[EXERCISE REQUIREMENTS]
Find and return each line containing "station".

____ TASK INPUTS

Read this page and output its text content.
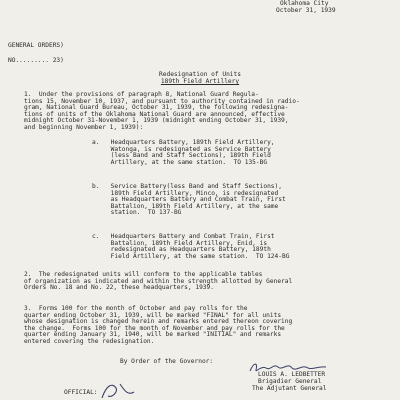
Oklahoma City
October 31, 1939
GENERAL ORDERS)
NO......... 23)
Redesignation of Units
189th Field Artillery
1.  Under the provisions of paragraph 8, National Guard Regula-
tions 15, November 10, 1937, and pursuant to authority contained in radio-
gram, National Guard Bureau, October 31, 1939, the following redesigna-
tions of units of the Oklahoma National Guard are announced, effective
midnight October 31-November 1, 1939 (midnight ending October 31, 1939,
and beginning November 1, 1939):
a.   Headquarters Battery, 189th Field Artillery,
Watonga, is redesignated as Service Battery
(less Band and Staff Sections), 189th Field
Artillery, at the same station.  TO 135-BG
b.   Service Battery(less Band and Staff Sections),
189th Field Artillery, Minco, is redesignated
as Headquarters Battery and Combat Train, First
Battalion, 189th Field Artillery, at the same
station.  TO 137-BG
c.   Headquarters Battery and Combat Train, First
Battalion, 189th Field Artillery, Enid, is
redesignated as Headquarters Battery, 189th
Field Artillery, at the same station.  TO 124-BG
2.  The redesignated units will conform to the applicable tables
of organization as indicated and within the strength allotted by General
Orders No. 18 and No. 22, these headquarters, 1939.
3.  Forms 100 for the month of October and pay rolls for the
quarter ending October 31, 1939, will be marked "FINAL" for all units
whose designation is changed herein and remarks entered thereon covering
the change.  Forms 100 for the month of November and pay rolls for the
quarter ending January 31, 1940, will be marked "INITIAL" and remarks
entered covering the redesignation.
By Order of the Governor:
LOUIS A. LEDBETTER
Brigadier General
The Adjutant General
OFFICIAL:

________

[FULL RESPONSE]
Artillery, at the same station.  TO 135-BG
station.  TO 137-BG
Field Artillery, at the same station.  TO 124-BG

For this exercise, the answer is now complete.